* start Stored data *

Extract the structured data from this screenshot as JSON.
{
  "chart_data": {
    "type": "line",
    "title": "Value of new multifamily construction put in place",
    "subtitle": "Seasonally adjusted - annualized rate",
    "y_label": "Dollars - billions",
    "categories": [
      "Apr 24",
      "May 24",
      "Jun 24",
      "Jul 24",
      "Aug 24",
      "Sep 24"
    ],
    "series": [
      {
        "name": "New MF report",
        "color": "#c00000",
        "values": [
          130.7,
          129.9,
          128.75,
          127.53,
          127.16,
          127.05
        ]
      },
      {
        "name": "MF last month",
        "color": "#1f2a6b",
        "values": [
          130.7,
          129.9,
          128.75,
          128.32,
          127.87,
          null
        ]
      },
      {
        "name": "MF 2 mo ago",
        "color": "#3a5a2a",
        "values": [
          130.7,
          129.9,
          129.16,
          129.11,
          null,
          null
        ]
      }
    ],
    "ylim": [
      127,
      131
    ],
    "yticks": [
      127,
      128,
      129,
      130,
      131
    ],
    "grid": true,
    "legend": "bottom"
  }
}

* end Stored data *
* start Stored data *

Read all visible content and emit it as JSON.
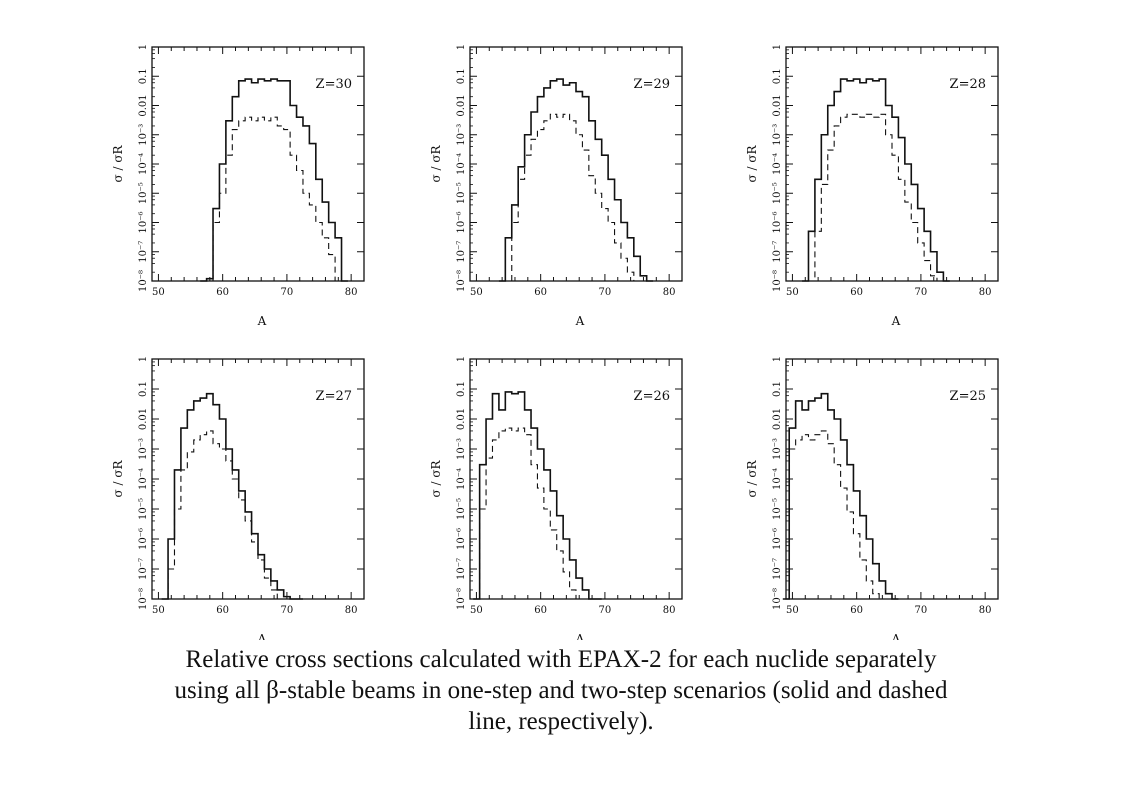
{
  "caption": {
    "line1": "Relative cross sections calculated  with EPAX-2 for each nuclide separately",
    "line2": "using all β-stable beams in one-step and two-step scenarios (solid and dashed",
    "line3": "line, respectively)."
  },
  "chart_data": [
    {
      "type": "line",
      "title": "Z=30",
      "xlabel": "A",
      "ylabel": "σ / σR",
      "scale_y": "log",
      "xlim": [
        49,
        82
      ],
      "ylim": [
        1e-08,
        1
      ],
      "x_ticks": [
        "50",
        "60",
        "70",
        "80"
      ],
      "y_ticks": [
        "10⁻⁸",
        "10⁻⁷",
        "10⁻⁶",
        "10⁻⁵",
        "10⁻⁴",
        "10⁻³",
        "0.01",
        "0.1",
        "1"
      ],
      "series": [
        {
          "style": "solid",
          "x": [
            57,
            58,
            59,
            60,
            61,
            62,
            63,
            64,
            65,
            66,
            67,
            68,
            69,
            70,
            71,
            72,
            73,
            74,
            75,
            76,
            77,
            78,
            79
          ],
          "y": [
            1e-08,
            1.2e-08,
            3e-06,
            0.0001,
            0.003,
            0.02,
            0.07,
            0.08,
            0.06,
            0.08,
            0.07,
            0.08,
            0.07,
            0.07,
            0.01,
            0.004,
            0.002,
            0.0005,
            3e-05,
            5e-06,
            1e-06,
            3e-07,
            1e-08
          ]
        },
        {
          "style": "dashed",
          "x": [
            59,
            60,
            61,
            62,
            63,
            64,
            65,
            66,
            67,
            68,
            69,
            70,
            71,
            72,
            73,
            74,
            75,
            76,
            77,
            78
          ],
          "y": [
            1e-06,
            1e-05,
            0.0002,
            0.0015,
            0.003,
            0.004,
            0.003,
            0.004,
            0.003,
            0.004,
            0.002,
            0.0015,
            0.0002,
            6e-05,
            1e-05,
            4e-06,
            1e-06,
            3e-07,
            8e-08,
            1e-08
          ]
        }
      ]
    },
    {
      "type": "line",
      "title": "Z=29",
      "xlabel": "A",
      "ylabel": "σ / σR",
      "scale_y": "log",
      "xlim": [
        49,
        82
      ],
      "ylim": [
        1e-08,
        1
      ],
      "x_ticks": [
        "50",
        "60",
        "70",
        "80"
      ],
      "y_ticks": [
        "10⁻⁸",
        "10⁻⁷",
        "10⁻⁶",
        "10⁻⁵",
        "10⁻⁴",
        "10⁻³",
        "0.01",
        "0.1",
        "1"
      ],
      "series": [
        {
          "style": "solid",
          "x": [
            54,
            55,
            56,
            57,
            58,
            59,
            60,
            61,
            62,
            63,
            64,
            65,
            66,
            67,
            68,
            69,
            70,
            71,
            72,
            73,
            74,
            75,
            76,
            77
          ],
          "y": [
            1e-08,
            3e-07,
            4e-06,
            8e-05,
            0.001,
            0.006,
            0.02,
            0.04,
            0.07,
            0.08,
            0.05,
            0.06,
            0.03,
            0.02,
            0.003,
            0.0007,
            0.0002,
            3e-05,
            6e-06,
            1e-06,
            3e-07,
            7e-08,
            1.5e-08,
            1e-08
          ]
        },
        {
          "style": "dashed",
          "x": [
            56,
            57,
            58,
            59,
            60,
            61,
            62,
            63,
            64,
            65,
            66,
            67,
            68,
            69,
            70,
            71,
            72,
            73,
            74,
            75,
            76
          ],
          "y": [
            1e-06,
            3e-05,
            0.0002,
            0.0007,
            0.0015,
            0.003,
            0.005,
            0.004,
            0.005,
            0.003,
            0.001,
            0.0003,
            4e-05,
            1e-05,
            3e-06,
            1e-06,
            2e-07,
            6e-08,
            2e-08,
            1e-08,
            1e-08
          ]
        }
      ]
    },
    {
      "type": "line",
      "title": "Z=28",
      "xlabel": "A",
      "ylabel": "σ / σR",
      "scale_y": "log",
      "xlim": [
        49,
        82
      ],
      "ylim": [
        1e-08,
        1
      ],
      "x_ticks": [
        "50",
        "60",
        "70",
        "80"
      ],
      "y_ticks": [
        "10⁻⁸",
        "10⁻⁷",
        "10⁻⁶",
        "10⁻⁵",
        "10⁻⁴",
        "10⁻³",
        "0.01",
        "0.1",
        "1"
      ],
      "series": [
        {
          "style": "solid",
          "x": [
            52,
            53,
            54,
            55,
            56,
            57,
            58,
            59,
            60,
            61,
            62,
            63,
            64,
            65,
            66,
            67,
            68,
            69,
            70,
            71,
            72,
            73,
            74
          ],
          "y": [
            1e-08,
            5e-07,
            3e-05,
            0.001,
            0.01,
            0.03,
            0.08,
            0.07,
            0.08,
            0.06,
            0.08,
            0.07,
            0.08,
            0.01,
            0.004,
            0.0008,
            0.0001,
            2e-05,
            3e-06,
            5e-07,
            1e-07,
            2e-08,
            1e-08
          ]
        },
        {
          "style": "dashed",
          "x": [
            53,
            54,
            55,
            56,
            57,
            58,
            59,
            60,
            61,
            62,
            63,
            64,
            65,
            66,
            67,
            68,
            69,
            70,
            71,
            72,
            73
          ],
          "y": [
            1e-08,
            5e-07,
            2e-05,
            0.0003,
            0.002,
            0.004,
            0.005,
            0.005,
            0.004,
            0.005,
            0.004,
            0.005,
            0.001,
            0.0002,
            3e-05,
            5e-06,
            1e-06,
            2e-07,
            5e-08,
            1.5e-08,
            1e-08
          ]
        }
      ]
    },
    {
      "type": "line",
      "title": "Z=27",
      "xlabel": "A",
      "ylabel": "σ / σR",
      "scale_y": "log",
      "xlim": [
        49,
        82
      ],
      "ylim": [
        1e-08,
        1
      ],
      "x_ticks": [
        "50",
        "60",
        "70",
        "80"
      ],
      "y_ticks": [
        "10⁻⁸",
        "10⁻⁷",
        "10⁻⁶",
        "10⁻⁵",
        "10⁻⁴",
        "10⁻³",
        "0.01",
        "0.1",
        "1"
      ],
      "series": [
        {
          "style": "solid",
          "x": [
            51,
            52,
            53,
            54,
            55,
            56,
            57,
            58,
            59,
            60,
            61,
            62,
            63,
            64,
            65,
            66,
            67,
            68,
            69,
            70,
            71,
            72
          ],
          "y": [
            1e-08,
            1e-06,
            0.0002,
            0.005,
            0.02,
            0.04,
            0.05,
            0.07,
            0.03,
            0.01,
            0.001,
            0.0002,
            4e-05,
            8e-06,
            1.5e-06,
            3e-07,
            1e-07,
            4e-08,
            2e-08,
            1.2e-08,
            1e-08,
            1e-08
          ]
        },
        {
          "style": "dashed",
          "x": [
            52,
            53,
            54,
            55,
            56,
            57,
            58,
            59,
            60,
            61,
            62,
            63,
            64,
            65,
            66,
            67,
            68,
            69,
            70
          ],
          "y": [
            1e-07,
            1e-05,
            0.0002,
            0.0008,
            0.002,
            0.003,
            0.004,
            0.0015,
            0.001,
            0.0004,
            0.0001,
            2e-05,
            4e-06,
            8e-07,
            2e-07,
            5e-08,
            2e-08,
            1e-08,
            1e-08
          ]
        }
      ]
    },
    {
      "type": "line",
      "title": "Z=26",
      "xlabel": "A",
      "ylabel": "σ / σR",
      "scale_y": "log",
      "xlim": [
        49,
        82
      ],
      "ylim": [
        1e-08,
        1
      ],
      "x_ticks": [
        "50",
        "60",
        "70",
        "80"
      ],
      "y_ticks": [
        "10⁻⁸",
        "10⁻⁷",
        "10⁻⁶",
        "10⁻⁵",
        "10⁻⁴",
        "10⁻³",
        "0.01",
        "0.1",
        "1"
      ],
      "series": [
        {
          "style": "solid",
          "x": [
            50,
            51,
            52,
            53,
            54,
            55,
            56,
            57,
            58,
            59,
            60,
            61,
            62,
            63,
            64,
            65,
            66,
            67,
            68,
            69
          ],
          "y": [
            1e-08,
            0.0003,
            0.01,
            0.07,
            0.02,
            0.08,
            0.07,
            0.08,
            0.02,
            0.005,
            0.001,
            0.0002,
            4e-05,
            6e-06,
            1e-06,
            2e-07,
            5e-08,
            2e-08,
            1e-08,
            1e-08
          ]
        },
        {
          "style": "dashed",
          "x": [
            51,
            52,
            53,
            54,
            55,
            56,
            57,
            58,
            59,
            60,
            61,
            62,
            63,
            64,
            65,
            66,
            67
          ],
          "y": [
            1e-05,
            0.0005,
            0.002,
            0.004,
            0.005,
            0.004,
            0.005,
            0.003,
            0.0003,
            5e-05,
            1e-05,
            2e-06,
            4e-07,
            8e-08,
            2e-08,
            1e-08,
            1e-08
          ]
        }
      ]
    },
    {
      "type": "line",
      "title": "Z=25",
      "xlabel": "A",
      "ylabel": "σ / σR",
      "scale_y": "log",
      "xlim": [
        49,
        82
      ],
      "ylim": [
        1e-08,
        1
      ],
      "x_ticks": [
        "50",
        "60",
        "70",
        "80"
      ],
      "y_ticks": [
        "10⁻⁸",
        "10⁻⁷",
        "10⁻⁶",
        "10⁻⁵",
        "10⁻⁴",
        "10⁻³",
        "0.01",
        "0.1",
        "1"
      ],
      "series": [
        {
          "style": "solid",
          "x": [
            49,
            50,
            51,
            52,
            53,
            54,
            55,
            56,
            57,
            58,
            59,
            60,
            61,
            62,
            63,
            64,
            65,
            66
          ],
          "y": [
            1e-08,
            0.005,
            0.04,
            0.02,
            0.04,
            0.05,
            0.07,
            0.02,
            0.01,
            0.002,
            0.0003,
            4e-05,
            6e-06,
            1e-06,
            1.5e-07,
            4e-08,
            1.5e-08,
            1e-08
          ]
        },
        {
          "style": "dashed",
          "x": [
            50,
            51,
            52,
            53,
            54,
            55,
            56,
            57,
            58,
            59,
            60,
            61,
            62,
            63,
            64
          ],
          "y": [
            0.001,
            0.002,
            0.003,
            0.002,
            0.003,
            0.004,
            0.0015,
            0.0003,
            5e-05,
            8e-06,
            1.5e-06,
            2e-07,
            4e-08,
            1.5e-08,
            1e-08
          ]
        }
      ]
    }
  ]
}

* end Stored data *

Instructions to follow:
Pick out every line holding the string "color" and return it.

Response to the exercise:
        "color": "#c00000",
        "color": "#1f2a6b",
        "color": "#3a5a2a",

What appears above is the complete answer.